## Exercise description
Identify all lines below that hold "held" and collect them.

Dataset entries:
═══
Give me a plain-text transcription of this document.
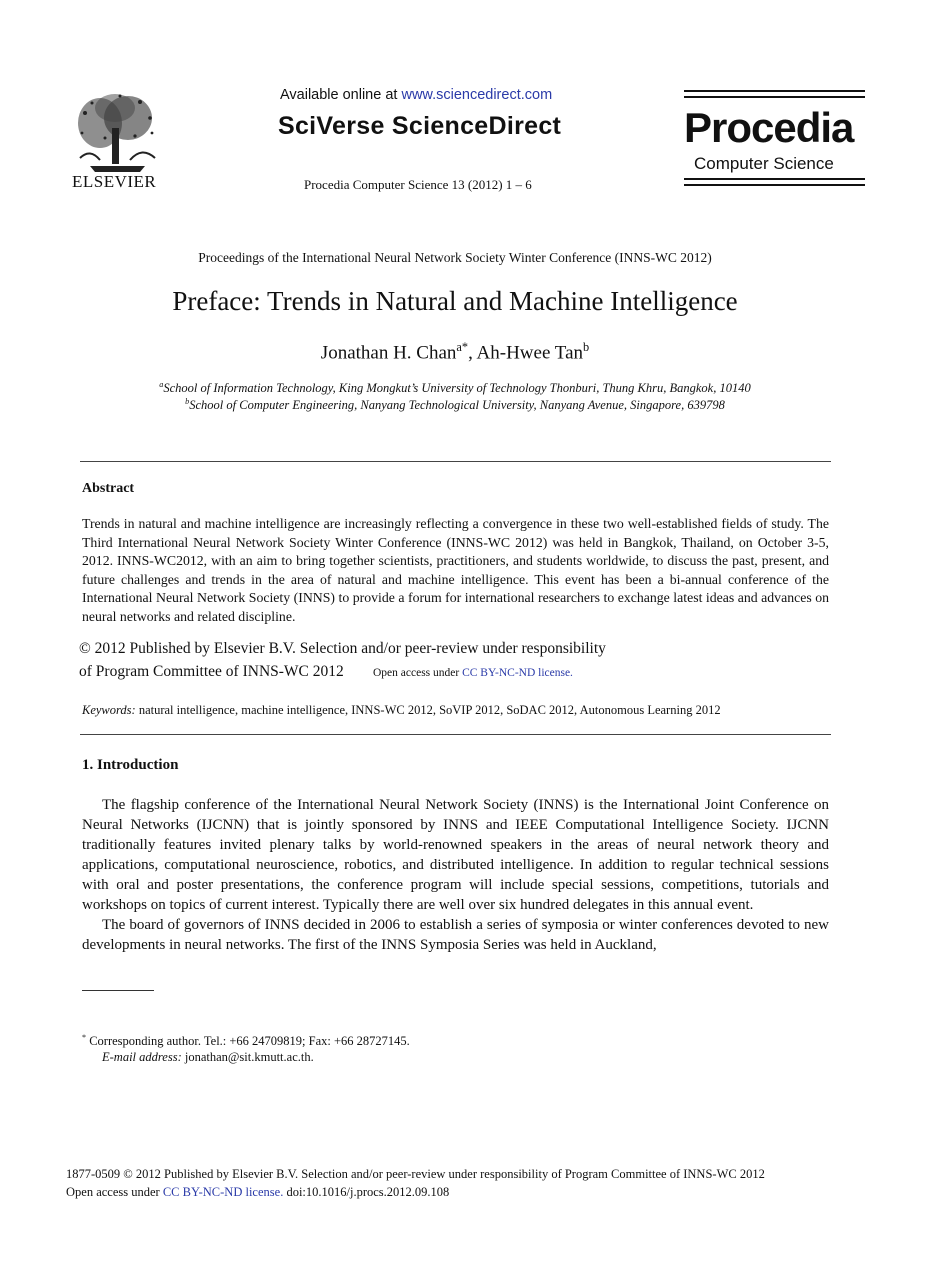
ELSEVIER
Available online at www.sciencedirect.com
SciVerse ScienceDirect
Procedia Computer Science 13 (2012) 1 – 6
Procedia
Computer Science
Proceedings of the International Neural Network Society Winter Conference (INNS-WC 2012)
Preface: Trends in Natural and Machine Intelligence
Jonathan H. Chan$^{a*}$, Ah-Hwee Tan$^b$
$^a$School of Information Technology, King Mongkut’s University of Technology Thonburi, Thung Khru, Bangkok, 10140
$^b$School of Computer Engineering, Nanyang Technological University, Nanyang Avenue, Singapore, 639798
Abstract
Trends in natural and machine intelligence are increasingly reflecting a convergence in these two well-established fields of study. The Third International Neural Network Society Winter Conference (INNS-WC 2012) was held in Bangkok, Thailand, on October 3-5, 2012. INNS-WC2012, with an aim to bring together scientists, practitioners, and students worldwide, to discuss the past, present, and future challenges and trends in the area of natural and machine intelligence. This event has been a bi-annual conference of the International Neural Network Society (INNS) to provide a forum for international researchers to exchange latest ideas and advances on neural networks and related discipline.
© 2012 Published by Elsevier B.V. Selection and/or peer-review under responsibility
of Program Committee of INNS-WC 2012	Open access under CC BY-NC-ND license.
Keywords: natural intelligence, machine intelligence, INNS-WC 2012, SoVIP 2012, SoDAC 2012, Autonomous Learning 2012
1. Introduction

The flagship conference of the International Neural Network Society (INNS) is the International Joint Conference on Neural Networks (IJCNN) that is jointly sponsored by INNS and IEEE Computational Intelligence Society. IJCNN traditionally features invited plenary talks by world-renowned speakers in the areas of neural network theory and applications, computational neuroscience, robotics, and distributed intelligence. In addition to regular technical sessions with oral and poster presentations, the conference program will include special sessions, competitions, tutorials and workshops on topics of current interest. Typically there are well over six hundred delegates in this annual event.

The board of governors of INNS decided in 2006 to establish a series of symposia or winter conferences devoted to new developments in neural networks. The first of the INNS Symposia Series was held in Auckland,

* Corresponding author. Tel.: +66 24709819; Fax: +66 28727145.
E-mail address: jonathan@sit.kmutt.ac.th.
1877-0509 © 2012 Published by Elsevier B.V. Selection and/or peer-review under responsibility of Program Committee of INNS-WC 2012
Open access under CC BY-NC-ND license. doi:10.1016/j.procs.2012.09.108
═══
## The output
Trends in natural and machine intelligence are increasingly reflecting a convergence in these two well-established fields of study. The Third International Neural Network Society Winter Conference (INNS-WC 2012) was held in Bangkok, Thailand, on October 3-5, 2012. INNS-WC2012, with an aim to bring together scientists, practitioners, and students worldwide, to discuss the past, present, and future challenges and trends in the area of natural and machine intelligence. This event has been a bi-annual conference of the International Neural Network Society (INNS) to provide a forum for international researchers to exchange latest ideas and advances on neural networks and related discipline.
The board of governors of INNS decided in 2006 to establish a series of symposia or winter conferences devoted to new developments in neural networks. The first of the INNS Symposia Series was held in Auckland,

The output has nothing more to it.